--- Records shown ---
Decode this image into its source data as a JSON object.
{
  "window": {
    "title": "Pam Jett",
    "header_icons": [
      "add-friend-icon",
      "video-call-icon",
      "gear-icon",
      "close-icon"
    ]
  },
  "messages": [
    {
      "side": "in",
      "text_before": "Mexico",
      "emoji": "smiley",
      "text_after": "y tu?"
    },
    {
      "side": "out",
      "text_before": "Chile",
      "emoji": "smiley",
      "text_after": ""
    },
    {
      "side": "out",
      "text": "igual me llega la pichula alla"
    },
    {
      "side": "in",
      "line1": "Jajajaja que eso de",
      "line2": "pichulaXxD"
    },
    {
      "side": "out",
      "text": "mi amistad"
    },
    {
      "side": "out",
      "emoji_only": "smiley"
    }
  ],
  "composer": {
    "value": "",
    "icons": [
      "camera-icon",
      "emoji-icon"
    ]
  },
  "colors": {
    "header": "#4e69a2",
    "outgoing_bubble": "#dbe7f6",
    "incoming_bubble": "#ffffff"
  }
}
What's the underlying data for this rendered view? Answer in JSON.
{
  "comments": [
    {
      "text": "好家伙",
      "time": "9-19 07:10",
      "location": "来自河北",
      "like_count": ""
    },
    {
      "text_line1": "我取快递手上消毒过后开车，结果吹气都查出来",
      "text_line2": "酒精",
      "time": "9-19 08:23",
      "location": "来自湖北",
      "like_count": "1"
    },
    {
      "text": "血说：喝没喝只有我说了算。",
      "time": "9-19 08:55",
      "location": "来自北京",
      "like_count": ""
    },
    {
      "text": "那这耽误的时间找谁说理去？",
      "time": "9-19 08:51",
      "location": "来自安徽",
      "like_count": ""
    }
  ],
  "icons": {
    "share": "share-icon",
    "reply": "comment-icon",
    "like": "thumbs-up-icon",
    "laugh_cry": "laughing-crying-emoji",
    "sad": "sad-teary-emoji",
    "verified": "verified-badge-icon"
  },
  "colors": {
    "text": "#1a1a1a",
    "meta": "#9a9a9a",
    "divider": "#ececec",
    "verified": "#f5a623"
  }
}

--- Exercise ---
Output each entry precisely as given.

--- Full solution ---
Decode this image into its source data as a JSON object.
{
  "window": {
    "title": "Pam Jett",
    "header_icons": [
      "add-friend-icon",
      "video-call-icon",
      "gear-icon",
      "close-icon"
    ]
  },
  "messages": [
    {
      "side": "in",
      "text_before": "Mexico",
      "emoji": "smiley",
      "text_after": "y tu?"
    },
    {
      "side": "out",
      "text_before": "Chile",
      "emoji": "smiley",
      "text_after": ""
    },
    {
      "side": "out",
      "text": "igual me llega la pichula alla"
    },
    {
      "side": "in",
      "line1": "Jajajaja que eso de",
      "line2": "pichulaXxD"
    },
    {
      "side": "out",
      "text": "mi amistad"
    },
    {
      "side": "out",
      "emoji_only": "smiley"
    }
  ],
  "composer": {
    "value": "",
    "icons": [
      "camera-icon",
      "emoji-icon"
    ]
  },
  "colors": {
    "header": "#4e69a2",
    "outgoing_bubble": "#dbe7f6",
    "incoming_bubble": "#ffffff"
  }
}
What's the underlying data for this rendered view? Answer in JSON.
{
  "comments": [
    {
      "text": "好家伙",
      "time": "9-19 07:10",
      "location": "来自河北",
      "like_count": ""
    },
    {
      "text_line1": "我取快递手上消毒过后开车，结果吹气都查出来",
      "text_line2": "酒精",
      "time": "9-19 08:23",
      "location": "来自湖北",
      "like_count": "1"
    },
    {
      "text": "血说：喝没喝只有我说了算。",
      "time": "9-19 08:55",
      "location": "来自北京",
      "like_count": ""
    },
    {
      "text": "那这耽误的时间找谁说理去？",
      "time": "9-19 08:51",
      "location": "来自安徽",
      "like_count": ""
    }
  ],
  "icons": {
    "share": "share-icon",
    "reply": "comment-icon",
    "like": "thumbs-up-icon",
    "laugh_cry": "laughing-crying-emoji",
    "sad": "sad-teary-emoji",
    "verified": "verified-badge-icon"
  },
  "colors": {
    "text": "#1a1a1a",
    "meta": "#9a9a9a",
    "divider": "#ececec",
    "verified": "#f5a623"
  }
}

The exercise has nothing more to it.